Dataset entries on figures
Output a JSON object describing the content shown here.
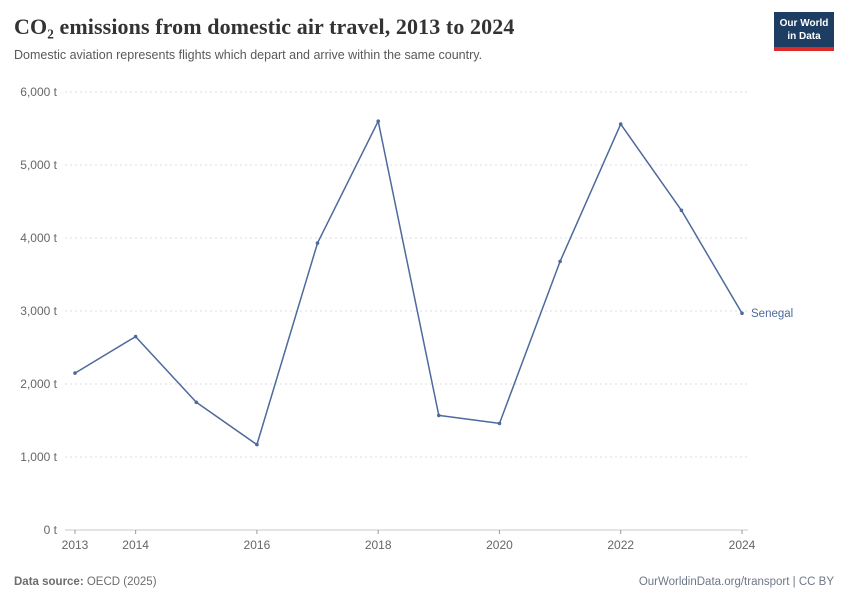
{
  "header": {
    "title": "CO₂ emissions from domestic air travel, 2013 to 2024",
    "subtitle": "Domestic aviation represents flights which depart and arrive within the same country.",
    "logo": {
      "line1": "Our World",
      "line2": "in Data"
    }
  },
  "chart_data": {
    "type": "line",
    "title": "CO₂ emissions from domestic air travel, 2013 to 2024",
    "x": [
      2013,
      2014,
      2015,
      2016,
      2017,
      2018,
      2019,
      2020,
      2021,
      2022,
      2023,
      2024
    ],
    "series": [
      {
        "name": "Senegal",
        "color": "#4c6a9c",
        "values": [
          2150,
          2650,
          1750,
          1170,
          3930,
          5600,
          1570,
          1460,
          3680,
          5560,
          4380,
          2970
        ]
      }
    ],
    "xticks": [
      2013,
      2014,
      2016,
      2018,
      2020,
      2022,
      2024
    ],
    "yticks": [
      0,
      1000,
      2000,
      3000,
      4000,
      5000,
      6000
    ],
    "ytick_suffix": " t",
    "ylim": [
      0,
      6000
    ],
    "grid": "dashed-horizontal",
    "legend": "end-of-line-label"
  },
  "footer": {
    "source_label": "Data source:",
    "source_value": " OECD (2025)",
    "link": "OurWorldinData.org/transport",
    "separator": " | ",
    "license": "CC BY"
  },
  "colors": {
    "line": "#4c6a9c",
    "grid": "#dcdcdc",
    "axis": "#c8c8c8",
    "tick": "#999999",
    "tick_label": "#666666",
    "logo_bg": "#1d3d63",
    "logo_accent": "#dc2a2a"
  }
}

| PROBLEM REQUIREMENTS |
Reproduce every record above exactly, but leave out the pictures.

| SOLUTION FOR THIS EXERCISE |
Output a JSON object describing the content shown here.
{
  "header": {
    "title": "CO₂ emissions from domestic air travel, 2013 to 2024",
    "subtitle": "Domestic aviation represents flights which depart and arrive within the same country.",
    "logo": {
      "line1": "Our World",
      "line2": "in Data"
    }
  },
  "chart_data": {
    "type": "line",
    "title": "CO₂ emissions from domestic air travel, 2013 to 2024",
    "x": [
      2013,
      2014,
      2015,
      2016,
      2017,
      2018,
      2019,
      2020,
      2021,
      2022,
      2023,
      2024
    ],
    "series": [
      {
        "name": "Senegal",
        "color": "#4c6a9c",
        "values": [
          2150,
          2650,
          1750,
          1170,
          3930,
          5600,
          1570,
          1460,
          3680,
          5560,
          4380,
          2970
        ]
      }
    ],
    "xticks": [
      2013,
      2014,
      2016,
      2018,
      2020,
      2022,
      2024
    ],
    "yticks": [
      0,
      1000,
      2000,
      3000,
      4000,
      5000,
      6000
    ],
    "ytick_suffix": " t",
    "ylim": [
      0,
      6000
    ],
    "grid": "dashed-horizontal",
    "legend": "end-of-line-label"
  },
  "footer": {
    "source_label": "Data source:",
    "source_value": " OECD (2025)",
    "link": "OurWorldinData.org/transport",
    "separator": " | ",
    "license": "CC BY"
  },
  "colors": {
    "line": "#4c6a9c",
    "grid": "#dcdcdc",
    "axis": "#c8c8c8",
    "tick": "#999999",
    "tick_label": "#666666",
    "logo_bg": "#1d3d63",
    "logo_accent": "#dc2a2a"
  }
}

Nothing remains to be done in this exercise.